Exercise brief -
Repeat the lines that follow, leaving nothing out.

Task input -
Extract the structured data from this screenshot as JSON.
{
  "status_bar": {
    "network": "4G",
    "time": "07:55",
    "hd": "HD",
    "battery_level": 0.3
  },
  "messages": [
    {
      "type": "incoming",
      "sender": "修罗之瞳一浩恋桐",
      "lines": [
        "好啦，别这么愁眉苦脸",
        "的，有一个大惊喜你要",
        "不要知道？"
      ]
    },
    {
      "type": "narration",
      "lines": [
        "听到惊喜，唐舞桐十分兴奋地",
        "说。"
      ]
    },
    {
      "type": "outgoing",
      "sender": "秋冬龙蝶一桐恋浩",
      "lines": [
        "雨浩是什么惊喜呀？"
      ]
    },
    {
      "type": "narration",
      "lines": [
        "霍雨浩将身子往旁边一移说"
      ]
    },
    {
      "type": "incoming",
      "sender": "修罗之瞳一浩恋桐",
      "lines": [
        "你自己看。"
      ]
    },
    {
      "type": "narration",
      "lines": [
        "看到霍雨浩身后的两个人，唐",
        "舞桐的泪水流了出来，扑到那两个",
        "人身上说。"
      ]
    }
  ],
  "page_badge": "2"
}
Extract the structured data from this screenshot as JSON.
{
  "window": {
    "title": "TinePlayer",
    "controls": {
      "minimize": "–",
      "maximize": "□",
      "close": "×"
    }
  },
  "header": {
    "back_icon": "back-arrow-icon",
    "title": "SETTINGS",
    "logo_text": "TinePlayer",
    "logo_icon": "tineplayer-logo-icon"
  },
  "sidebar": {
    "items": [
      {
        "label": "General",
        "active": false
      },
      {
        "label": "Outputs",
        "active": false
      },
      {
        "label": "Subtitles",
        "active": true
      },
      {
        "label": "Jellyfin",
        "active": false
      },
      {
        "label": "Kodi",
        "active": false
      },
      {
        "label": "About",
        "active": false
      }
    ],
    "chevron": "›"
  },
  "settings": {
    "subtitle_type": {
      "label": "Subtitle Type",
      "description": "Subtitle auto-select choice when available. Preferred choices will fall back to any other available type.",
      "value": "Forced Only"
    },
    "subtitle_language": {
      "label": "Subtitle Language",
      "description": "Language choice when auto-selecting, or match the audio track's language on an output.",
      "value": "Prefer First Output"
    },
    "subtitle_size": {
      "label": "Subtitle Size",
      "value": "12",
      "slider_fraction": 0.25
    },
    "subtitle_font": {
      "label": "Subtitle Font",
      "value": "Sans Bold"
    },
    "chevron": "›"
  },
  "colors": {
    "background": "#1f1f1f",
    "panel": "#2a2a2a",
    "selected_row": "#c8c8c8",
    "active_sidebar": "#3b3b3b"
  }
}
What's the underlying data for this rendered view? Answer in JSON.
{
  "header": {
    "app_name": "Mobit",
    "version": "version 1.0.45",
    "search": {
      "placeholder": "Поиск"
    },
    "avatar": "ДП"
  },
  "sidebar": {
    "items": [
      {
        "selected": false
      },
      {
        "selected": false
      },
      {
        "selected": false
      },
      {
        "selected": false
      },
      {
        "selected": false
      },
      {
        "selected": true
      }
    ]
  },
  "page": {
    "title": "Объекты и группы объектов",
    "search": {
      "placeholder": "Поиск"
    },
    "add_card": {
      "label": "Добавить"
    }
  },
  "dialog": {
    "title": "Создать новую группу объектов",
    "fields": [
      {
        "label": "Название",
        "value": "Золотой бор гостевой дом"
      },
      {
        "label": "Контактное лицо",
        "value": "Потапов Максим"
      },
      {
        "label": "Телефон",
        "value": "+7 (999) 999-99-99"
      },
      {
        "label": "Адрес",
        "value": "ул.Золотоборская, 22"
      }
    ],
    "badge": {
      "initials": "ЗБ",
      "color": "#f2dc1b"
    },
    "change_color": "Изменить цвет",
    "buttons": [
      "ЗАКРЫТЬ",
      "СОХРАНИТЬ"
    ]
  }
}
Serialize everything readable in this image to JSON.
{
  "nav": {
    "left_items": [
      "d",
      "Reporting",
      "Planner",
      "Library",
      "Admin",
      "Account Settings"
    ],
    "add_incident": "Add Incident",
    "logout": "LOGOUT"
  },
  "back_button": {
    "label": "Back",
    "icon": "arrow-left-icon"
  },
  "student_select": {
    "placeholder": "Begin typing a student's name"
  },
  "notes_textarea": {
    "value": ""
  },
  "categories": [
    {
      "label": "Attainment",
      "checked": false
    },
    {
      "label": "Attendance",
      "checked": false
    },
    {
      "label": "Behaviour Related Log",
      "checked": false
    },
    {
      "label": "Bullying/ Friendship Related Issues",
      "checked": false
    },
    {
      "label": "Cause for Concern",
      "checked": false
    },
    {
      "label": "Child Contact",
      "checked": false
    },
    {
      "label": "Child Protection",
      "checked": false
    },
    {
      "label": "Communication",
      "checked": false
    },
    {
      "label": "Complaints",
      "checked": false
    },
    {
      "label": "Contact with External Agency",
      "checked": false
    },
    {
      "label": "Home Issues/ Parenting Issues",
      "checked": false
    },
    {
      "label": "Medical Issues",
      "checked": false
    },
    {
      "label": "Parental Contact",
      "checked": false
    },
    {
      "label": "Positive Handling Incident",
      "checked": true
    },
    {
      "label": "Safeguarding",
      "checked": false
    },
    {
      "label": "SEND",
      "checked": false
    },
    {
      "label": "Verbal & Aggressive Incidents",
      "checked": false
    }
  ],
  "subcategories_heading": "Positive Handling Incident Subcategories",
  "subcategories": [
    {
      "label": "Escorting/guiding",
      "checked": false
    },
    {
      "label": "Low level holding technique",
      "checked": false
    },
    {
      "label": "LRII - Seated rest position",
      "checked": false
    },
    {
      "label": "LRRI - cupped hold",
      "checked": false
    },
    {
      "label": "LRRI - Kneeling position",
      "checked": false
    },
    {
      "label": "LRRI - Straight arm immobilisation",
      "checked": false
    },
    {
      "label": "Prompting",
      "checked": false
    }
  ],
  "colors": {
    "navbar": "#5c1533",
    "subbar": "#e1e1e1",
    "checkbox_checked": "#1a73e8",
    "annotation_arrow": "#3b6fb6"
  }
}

Output -
Extract the structured data from this screenshot as JSON.
{
  "status_bar": {
    "network": "4G",
    "time": "07:55",
    "hd": "HD",
    "battery_level": 0.3
  },
  "messages": [
    {
      "type": "incoming",
      "sender": "修罗之瞳一浩恋桐",
      "lines": [
        "好啦，别这么愁眉苦脸",
        "的，有一个大惊喜你要",
        "不要知道？"
      ]
    },
    {
      "type": "narration",
      "lines": [
        "听到惊喜，唐舞桐十分兴奋地",
        "说。"
      ]
    },
    {
      "type": "outgoing",
      "sender": "秋冬龙蝶一桐恋浩",
      "lines": [
        "雨浩是什么惊喜呀？"
      ]
    },
    {
      "type": "narration",
      "lines": [
        "霍雨浩将身子往旁边一移说"
      ]
    },
    {
      "type": "incoming",
      "sender": "修罗之瞳一浩恋桐",
      "lines": [
        "你自己看。"
      ]
    },
    {
      "type": "narration",
      "lines": [
        "看到霍雨浩身后的两个人，唐",
        "舞桐的泪水流了出来，扑到那两个",
        "人身上说。"
      ]
    }
  ],
  "page_badge": "2"
}
Extract the structured data from this screenshot as JSON.
{
  "window": {
    "title": "TinePlayer",
    "controls": {
      "minimize": "–",
      "maximize": "□",
      "close": "×"
    }
  },
  "header": {
    "back_icon": "back-arrow-icon",
    "title": "SETTINGS",
    "logo_text": "TinePlayer",
    "logo_icon": "tineplayer-logo-icon"
  },
  "sidebar": {
    "items": [
      {
        "label": "General",
        "active": false
      },
      {
        "label": "Outputs",
        "active": false
      },
      {
        "label": "Subtitles",
        "active": true
      },
      {
        "label": "Jellyfin",
        "active": false
      },
      {
        "label": "Kodi",
        "active": false
      },
      {
        "label": "About",
        "active": false
      }
    ],
    "chevron": "›"
  },
  "settings": {
    "subtitle_type": {
      "label": "Subtitle Type",
      "description": "Subtitle auto-select choice when available. Preferred choices will fall back to any other available type.",
      "value": "Forced Only"
    },
    "subtitle_language": {
      "label": "Subtitle Language",
      "description": "Language choice when auto-selecting, or match the audio track's language on an output.",
      "value": "Prefer First Output"
    },
    "subtitle_size": {
      "label": "Subtitle Size",
      "value": "12",
      "slider_fraction": 0.25
    },
    "subtitle_font": {
      "label": "Subtitle Font",
      "value": "Sans Bold"
    },
    "chevron": "›"
  },
  "colors": {
    "background": "#1f1f1f",
    "panel": "#2a2a2a",
    "selected_row": "#c8c8c8",
    "active_sidebar": "#3b3b3b"
  }
}
What's the underlying data for this rendered view? Answer in JSON.
{
  "header": {
    "app_name": "Mobit",
    "version": "version 1.0.45",
    "search": {
      "placeholder": "Поиск"
    },
    "avatar": "ДП"
  },
  "sidebar": {
    "items": [
      {
        "selected": false
      },
      {
        "selected": false
      },
      {
        "selected": false
      },
      {
        "selected": false
      },
      {
        "selected": false
      },
      {
        "selected": true
      }
    ]
  },
  "page": {
    "title": "Объекты и группы объектов",
    "search": {
      "placeholder": "Поиск"
    },
    "add_card": {
      "label": "Добавить"
    }
  },
  "dialog": {
    "title": "Создать новую группу объектов",
    "fields": [
      {
        "label": "Название",
        "value": "Золотой бор гостевой дом"
      },
      {
        "label": "Контактное лицо",
        "value": "Потапов Максим"
      },
      {
        "label": "Телефон",
        "value": "+7 (999) 999-99-99"
      },
      {
        "label": "Адрес",
        "value": "ул.Золотоборская, 22"
      }
    ],
    "badge": {
      "initials": "ЗБ",
      "color": "#f2dc1b"
    },
    "change_color": "Изменить цвет",
    "buttons": [
      "ЗАКРЫТЬ",
      "СОХРАНИТЬ"
    ]
  }
}
Serialize everything readable in this image to JSON.
{
  "nav": {
    "left_items": [
      "d",
      "Reporting",
      "Planner",
      "Library",
      "Admin",
      "Account Settings"
    ],
    "add_incident": "Add Incident",
    "logout": "LOGOUT"
  },
  "back_button": {
    "label": "Back",
    "icon": "arrow-left-icon"
  },
  "student_select": {
    "placeholder": "Begin typing a student's name"
  },
  "notes_textarea": {
    "value": ""
  },
  "categories": [
    {
      "label": "Attainment",
      "checked": false
    },
    {
      "label": "Attendance",
      "checked": false
    },
    {
      "label": "Behaviour Related Log",
      "checked": false
    },
    {
      "label": "Bullying/ Friendship Related Issues",
      "checked": false
    },
    {
      "label": "Cause for Concern",
      "checked": false
    },
    {
      "label": "Child Contact",
      "checked": false
    },
    {
      "label": "Child Protection",
      "checked": false
    },
    {
      "label": "Communication",
      "checked": false
    },
    {
      "label": "Complaints",
      "checked": false
    },
    {
      "label": "Contact with External Agency",
      "checked": false
    },
    {
      "label": "Home Issues/ Parenting Issues",
      "checked": false
    },
    {
      "label": "Medical Issues",
      "checked": false
    },
    {
      "label": "Parental Contact",
      "checked": false
    },
    {
      "label": "Positive Handling Incident",
      "checked": true
    },
    {
      "label": "Safeguarding",
      "checked": false
    },
    {
      "label": "SEND",
      "checked": false
    },
    {
      "label": "Verbal & Aggressive Incidents",
      "checked": false
    }
  ],
  "subcategories_heading": "Positive Handling Incident Subcategories",
  "subcategories": [
    {
      "label": "Escorting/guiding",
      "checked": false
    },
    {
      "label": "Low level holding technique",
      "checked": false
    },
    {
      "label": "LRII - Seated rest position",
      "checked": false
    },
    {
      "label": "LRRI - cupped hold",
      "checked": false
    },
    {
      "label": "LRRI - Kneeling position",
      "checked": false
    },
    {
      "label": "LRRI - Straight arm immobilisation",
      "checked": false
    },
    {
      "label": "Prompting",
      "checked": false
    }
  ],
  "colors": {
    "navbar": "#5c1533",
    "subbar": "#e1e1e1",
    "checkbox_checked": "#1a73e8",
    "annotation_arrow": "#3b6fb6"
  }
}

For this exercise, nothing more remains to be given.